▶ [PROBLEM TO WORK ON]: Search the records for the word "successfully" and pick out every line that has it.

▶ [DATA SHOWN]:

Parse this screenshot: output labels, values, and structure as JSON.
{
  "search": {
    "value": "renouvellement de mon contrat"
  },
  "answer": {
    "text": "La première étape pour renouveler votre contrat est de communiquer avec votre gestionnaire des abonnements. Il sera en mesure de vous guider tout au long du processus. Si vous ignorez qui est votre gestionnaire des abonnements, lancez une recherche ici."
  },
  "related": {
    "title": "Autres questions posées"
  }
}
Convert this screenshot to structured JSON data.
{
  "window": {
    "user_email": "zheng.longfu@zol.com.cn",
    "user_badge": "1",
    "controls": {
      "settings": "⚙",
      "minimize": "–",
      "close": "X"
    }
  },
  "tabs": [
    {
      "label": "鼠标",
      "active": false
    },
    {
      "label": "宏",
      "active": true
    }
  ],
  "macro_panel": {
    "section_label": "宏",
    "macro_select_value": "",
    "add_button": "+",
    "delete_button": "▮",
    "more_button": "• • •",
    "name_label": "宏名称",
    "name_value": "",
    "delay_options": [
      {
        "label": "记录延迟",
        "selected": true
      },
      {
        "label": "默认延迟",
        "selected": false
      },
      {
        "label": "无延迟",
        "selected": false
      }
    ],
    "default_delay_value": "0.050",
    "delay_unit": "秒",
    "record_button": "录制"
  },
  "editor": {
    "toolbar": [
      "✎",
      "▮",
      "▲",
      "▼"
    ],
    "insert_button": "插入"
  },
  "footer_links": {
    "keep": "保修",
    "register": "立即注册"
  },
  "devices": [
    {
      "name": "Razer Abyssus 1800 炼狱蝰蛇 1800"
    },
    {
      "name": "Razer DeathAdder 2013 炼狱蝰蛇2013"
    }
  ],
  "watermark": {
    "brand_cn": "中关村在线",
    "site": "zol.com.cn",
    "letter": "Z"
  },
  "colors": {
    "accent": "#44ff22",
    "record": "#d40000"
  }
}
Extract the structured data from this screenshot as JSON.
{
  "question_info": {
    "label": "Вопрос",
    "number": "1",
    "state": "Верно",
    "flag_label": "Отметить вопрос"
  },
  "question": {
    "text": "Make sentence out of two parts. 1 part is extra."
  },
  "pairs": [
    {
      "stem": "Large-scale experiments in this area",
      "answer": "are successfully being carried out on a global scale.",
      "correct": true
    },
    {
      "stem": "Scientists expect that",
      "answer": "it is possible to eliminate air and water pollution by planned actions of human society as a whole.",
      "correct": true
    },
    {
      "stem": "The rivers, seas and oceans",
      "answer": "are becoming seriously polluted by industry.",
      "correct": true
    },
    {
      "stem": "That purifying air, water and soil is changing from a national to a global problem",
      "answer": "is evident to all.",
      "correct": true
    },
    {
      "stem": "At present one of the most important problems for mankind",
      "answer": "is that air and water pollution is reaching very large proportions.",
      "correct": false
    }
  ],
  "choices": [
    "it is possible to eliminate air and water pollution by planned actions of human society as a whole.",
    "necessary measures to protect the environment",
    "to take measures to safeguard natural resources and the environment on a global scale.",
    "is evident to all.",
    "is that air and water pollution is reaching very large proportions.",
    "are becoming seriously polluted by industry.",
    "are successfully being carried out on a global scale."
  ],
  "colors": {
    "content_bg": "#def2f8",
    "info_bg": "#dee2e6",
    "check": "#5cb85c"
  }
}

▶ [RESULT BELOW]:
      "answer": "are successfully being carried out on a global scale.",
    "are successfully being carried out on a global scale."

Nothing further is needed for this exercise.